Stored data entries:
-- START --

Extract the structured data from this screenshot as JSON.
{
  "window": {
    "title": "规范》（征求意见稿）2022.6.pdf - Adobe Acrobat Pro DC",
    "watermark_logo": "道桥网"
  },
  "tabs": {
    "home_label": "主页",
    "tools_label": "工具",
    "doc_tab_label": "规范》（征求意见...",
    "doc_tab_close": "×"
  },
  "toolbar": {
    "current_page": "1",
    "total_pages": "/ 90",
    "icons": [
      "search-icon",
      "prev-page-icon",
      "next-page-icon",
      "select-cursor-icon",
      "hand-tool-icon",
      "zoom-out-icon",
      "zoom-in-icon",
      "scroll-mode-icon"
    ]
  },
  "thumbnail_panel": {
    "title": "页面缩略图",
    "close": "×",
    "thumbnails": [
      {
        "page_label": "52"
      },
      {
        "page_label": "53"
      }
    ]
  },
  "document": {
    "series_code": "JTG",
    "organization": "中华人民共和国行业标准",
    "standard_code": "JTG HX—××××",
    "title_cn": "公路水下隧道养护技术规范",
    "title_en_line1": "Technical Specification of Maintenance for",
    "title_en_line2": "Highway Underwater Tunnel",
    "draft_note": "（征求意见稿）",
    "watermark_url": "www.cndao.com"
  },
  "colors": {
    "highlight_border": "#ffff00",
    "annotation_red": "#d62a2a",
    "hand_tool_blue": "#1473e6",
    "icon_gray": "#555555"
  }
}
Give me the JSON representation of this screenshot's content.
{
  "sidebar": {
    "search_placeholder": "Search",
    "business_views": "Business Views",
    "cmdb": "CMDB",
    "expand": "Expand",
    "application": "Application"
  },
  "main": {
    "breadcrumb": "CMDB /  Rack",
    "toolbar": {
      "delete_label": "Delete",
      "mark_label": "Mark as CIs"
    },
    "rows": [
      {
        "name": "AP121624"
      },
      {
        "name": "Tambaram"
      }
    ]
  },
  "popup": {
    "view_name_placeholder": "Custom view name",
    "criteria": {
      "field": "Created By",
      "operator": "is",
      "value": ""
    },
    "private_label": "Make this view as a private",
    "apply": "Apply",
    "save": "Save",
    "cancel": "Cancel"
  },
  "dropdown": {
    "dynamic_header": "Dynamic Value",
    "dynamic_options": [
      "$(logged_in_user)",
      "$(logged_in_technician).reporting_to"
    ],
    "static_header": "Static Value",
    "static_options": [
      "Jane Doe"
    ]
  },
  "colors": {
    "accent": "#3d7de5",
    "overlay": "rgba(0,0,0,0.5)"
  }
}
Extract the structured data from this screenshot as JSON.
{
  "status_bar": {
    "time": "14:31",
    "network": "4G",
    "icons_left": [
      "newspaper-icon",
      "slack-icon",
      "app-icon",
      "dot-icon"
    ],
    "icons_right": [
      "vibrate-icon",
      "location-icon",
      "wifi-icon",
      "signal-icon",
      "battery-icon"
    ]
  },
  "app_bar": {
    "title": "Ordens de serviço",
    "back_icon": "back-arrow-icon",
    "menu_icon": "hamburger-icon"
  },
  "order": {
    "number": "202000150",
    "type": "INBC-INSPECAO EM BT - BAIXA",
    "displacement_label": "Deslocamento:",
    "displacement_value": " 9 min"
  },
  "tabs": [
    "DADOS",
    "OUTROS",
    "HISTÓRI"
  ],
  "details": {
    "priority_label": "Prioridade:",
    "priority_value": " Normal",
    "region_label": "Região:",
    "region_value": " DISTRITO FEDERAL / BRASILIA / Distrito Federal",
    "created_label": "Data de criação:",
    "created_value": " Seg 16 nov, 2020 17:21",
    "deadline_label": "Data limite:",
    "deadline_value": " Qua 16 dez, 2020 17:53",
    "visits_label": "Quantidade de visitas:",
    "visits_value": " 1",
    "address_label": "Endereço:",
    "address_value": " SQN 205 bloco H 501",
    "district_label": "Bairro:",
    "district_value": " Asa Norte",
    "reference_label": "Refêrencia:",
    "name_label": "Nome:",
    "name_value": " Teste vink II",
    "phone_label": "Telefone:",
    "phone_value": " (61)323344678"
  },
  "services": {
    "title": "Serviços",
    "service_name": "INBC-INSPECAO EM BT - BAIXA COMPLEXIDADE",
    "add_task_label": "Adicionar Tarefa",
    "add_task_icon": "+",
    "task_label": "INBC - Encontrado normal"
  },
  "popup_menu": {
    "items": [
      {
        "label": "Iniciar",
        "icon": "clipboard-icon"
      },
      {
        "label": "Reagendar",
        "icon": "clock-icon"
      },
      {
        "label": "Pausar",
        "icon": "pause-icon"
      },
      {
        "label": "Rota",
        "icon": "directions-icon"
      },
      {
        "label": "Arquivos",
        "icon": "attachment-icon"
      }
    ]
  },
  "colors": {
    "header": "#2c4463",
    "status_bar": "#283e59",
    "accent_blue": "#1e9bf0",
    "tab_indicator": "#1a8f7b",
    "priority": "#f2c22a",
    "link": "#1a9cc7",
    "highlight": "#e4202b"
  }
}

-- END --

■ **Prompt**: Restate every line of the data word for word.

■ **Result of this exercise**:
Extract the structured data from this screenshot as JSON.
{
  "window": {
    "title": "规范》（征求意见稿）2022.6.pdf - Adobe Acrobat Pro DC",
    "watermark_logo": "道桥网"
  },
  "tabs": {
    "home_label": "主页",
    "tools_label": "工具",
    "doc_tab_label": "规范》（征求意见...",
    "doc_tab_close": "×"
  },
  "toolbar": {
    "current_page": "1",
    "total_pages": "/ 90",
    "icons": [
      "search-icon",
      "prev-page-icon",
      "next-page-icon",
      "select-cursor-icon",
      "hand-tool-icon",
      "zoom-out-icon",
      "zoom-in-icon",
      "scroll-mode-icon"
    ]
  },
  "thumbnail_panel": {
    "title": "页面缩略图",
    "close": "×",
    "thumbnails": [
      {
        "page_label": "52"
      },
      {
        "page_label": "53"
      }
    ]
  },
  "document": {
    "series_code": "JTG",
    "organization": "中华人民共和国行业标准",
    "standard_code": "JTG HX—××××",
    "title_cn": "公路水下隧道养护技术规范",
    "title_en_line1": "Technical Specification of Maintenance for",
    "title_en_line2": "Highway Underwater Tunnel",
    "draft_note": "（征求意见稿）",
    "watermark_url": "www.cndao.com"
  },
  "colors": {
    "highlight_border": "#ffff00",
    "annotation_red": "#d62a2a",
    "hand_tool_blue": "#1473e6",
    "icon_gray": "#555555"
  }
}
Give me the JSON representation of this screenshot's content.
{
  "sidebar": {
    "search_placeholder": "Search",
    "business_views": "Business Views",
    "cmdb": "CMDB",
    "expand": "Expand",
    "application": "Application"
  },
  "main": {
    "breadcrumb": "CMDB /  Rack",
    "toolbar": {
      "delete_label": "Delete",
      "mark_label": "Mark as CIs"
    },
    "rows": [
      {
        "name": "AP121624"
      },
      {
        "name": "Tambaram"
      }
    ]
  },
  "popup": {
    "view_name_placeholder": "Custom view name",
    "criteria": {
      "field": "Created By",
      "operator": "is",
      "value": ""
    },
    "private_label": "Make this view as a private",
    "apply": "Apply",
    "save": "Save",
    "cancel": "Cancel"
  },
  "dropdown": {
    "dynamic_header": "Dynamic Value",
    "dynamic_options": [
      "$(logged_in_user)",
      "$(logged_in_technician).reporting_to"
    ],
    "static_header": "Static Value",
    "static_options": [
      "Jane Doe"
    ]
  },
  "colors": {
    "accent": "#3d7de5",
    "overlay": "rgba(0,0,0,0.5)"
  }
}
Extract the structured data from this screenshot as JSON.
{
  "status_bar": {
    "time": "14:31",
    "network": "4G",
    "icons_left": [
      "newspaper-icon",
      "slack-icon",
      "app-icon",
      "dot-icon"
    ],
    "icons_right": [
      "vibrate-icon",
      "location-icon",
      "wifi-icon",
      "signal-icon",
      "battery-icon"
    ]
  },
  "app_bar": {
    "title": "Ordens de serviço",
    "back_icon": "back-arrow-icon",
    "menu_icon": "hamburger-icon"
  },
  "order": {
    "number": "202000150",
    "type": "INBC-INSPECAO EM BT - BAIXA",
    "displacement_label": "Deslocamento:",
    "displacement_value": " 9 min"
  },
  "tabs": [
    "DADOS",
    "OUTROS",
    "HISTÓRI"
  ],
  "details": {
    "priority_label": "Prioridade:",
    "priority_value": " Normal",
    "region_label": "Região:",
    "region_value": " DISTRITO FEDERAL / BRASILIA / Distrito Federal",
    "created_label": "Data de criação:",
    "created_value": " Seg 16 nov, 2020 17:21",
    "deadline_label": "Data limite:",
    "deadline_value": " Qua 16 dez, 2020 17:53",
    "visits_label": "Quantidade de visitas:",
    "visits_value": " 1",
    "address_label": "Endereço:",
    "address_value": " SQN 205 bloco H 501",
    "district_label": "Bairro:",
    "district_value": " Asa Norte",
    "reference_label": "Refêrencia:",
    "name_label": "Nome:",
    "name_value": " Teste vink II",
    "phone_label": "Telefone:",
    "phone_value": " (61)323344678"
  },
  "services": {
    "title": "Serviços",
    "service_name": "INBC-INSPECAO EM BT - BAIXA COMPLEXIDADE",
    "add_task_label": "Adicionar Tarefa",
    "add_task_icon": "+",
    "task_label": "INBC - Encontrado normal"
  },
  "popup_menu": {
    "items": [
      {
        "label": "Iniciar",
        "icon": "clipboard-icon"
      },
      {
        "label": "Reagendar",
        "icon": "clock-icon"
      },
      {
        "label": "Pausar",
        "icon": "pause-icon"
      },
      {
        "label": "Rota",
        "icon": "directions-icon"
      },
      {
        "label": "Arquivos",
        "icon": "attachment-icon"
      }
    ]
  },
  "colors": {
    "header": "#2c4463",
    "status_bar": "#283e59",
    "accent_blue": "#1e9bf0",
    "tab_indicator": "#1a8f7b",
    "priority": "#f2c22a",
    "link": "#1a9cc7",
    "highlight": "#e4202b"
  }
}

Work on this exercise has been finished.